## WHAT YOU HAVE TO DO
Restate each line of the listing exactly, without carrying over any pictures.

----- AVAILABLE RECORDS -----

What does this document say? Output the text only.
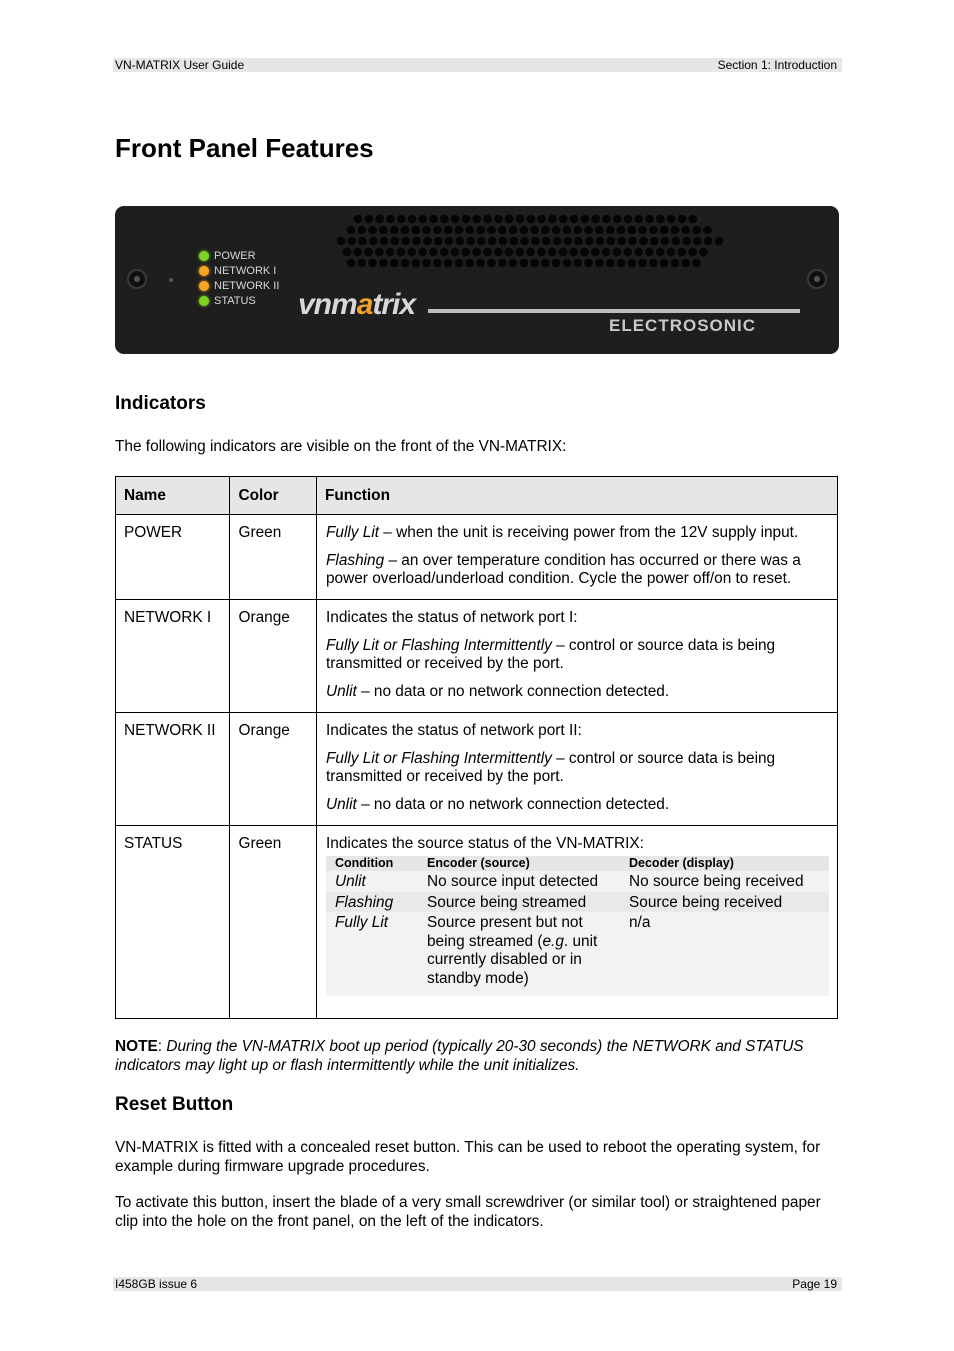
VN-MATRIX User Guide	Section 1: Introduction
Front Panel Features
POWER
NETWORK I
NETWORK II
STATUS vnmatrix
ELECTROSONIC
Indicators

The following indicators are visible on the front of the VN-MATRIX:

Name	Color	Function
POWER	Green	Fully Lit – when the unit is receiving power from the 12V supply input.

Flashing – an over temperature condition has occurred or there was a power overload/underload condition. Cycle the power off/on to reset.

NETWORK I	Orange	Indicates the status of network port I:

Fully Lit or Flashing Intermittently – control or source data is being transmitted or received by the port.

Unlit – no data or no network connection detected.

NETWORK II	Orange	Indicates the status of network port II:

Fully Lit or Flashing Intermittently – control or source data is being transmitted or received by the port.

Unlit – no data or no network connection detected.

STATUS	Green	Indicates the source status of the VN-MATRIX:

Condition	Encoder (source)	Decoder (display)
Unlit	No source input detected	No source being received
Flashing	Source being streamed	Source being received
Fully Lit	Source present but not being streamed (e.g. unit currently disabled or in standby mode)	n/a
NOTE: During the VN-MATRIX boot up period (typically 20-30 seconds) the NETWORK and STATUS indicators may light up or flash intermittently while the unit initializes.
Reset Button

VN-MATRIX is fitted with a concealed reset button. This can be used to reboot the operating system, for example during firmware upgrade procedures.

To activate this button, insert the blade of a very small screwdriver (or similar tool) or straightened paper clip into the hole on the front panel, on the left of the indicators.

I458GB issue 6	Page 19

-----

## EXERCISE OUTPUT
What does this document say? Output the text only.
VN-MATRIX User Guide	Section 1: Introduction
Front Panel Features
POWER
NETWORK I
NETWORK II
STATUS vnmatrix
ELECTROSONIC
Indicators

The following indicators are visible on the front of the VN-MATRIX:

Name	Color	Function
POWER	Green	Fully Lit – when the unit is receiving power from the 12V supply input.

Flashing – an over temperature condition has occurred or there was a power overload/underload condition. Cycle the power off/on to reset.

NETWORK I	Orange	Indicates the status of network port I:

Fully Lit or Flashing Intermittently – control or source data is being transmitted or received by the port.

Unlit – no data or no network connection detected.

NETWORK II	Orange	Indicates the status of network port II:

Fully Lit or Flashing Intermittently – control or source data is being transmitted or received by the port.

Unlit – no data or no network connection detected.

STATUS	Green	Indicates the source status of the VN-MATRIX:

Condition	Encoder (source)	Decoder (display)
Unlit	No source input detected	No source being received
Flashing	Source being streamed	Source being received
Fully Lit	Source present but not being streamed (e.g. unit currently disabled or in standby mode)	n/a
NOTE: During the VN-MATRIX boot up period (typically 20-30 seconds) the NETWORK and STATUS indicators may light up or flash intermittently while the unit initializes.
Reset Button

VN-MATRIX is fitted with a concealed reset button. This can be used to reboot the operating system, for example during firmware upgrade procedures.

To activate this button, insert the blade of a very small screwdriver (or similar tool) or straightened paper clip into the hole on the front panel, on the left of the indicators.

I458GB issue 6	Page 19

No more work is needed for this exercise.